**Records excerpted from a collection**
______________________________

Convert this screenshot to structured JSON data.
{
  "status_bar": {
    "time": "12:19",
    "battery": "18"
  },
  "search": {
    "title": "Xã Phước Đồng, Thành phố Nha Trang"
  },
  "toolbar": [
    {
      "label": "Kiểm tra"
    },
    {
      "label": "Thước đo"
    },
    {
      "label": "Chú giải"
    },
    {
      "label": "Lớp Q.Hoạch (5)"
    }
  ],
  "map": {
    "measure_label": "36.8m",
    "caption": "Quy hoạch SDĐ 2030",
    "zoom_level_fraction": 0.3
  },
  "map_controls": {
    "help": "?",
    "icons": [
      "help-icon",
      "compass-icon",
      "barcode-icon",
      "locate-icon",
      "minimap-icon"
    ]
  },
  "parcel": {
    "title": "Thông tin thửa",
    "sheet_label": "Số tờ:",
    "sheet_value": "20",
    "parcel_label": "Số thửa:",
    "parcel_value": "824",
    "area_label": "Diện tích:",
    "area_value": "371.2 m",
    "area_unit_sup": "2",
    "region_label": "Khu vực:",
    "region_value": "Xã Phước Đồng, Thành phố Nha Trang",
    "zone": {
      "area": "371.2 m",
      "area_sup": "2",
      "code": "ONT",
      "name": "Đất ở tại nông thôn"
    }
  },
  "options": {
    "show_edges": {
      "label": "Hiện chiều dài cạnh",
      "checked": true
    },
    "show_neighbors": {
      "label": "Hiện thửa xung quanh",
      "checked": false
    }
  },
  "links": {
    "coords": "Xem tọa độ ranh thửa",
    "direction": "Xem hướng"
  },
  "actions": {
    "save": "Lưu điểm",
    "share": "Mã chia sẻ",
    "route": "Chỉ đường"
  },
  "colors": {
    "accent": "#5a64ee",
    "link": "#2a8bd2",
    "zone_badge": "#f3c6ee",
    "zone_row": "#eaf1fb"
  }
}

______________________________

**EXERCISE TASK**
Exact copies of all the records are required.

**ANSWER FOR THE TASK**
Convert this screenshot to structured JSON data.
{
  "status_bar": {
    "time": "12:19",
    "battery": "18"
  },
  "search": {
    "title": "Xã Phước Đồng, Thành phố Nha Trang"
  },
  "toolbar": [
    {
      "label": "Kiểm tra"
    },
    {
      "label": "Thước đo"
    },
    {
      "label": "Chú giải"
    },
    {
      "label": "Lớp Q.Hoạch (5)"
    }
  ],
  "map": {
    "measure_label": "36.8m",
    "caption": "Quy hoạch SDĐ 2030",
    "zoom_level_fraction": 0.3
  },
  "map_controls": {
    "help": "?",
    "icons": [
      "help-icon",
      "compass-icon",
      "barcode-icon",
      "locate-icon",
      "minimap-icon"
    ]
  },
  "parcel": {
    "title": "Thông tin thửa",
    "sheet_label": "Số tờ:",
    "sheet_value": "20",
    "parcel_label": "Số thửa:",
    "parcel_value": "824",
    "area_label": "Diện tích:",
    "area_value": "371.2 m",
    "area_unit_sup": "2",
    "region_label": "Khu vực:",
    "region_value": "Xã Phước Đồng, Thành phố Nha Trang",
    "zone": {
      "area": "371.2 m",
      "area_sup": "2",
      "code": "ONT",
      "name": "Đất ở tại nông thôn"
    }
  },
  "options": {
    "show_edges": {
      "label": "Hiện chiều dài cạnh",
      "checked": true
    },
    "show_neighbors": {
      "label": "Hiện thửa xung quanh",
      "checked": false
    }
  },
  "links": {
    "coords": "Xem tọa độ ranh thửa",
    "direction": "Xem hướng"
  },
  "actions": {
    "save": "Lưu điểm",
    "share": "Mã chia sẻ",
    "route": "Chỉ đường"
  },
  "colors": {
    "accent": "#5a64ee",
    "link": "#2a8bd2",
    "zone_badge": "#f3c6ee",
    "zone_row": "#eaf1fb"
  }
}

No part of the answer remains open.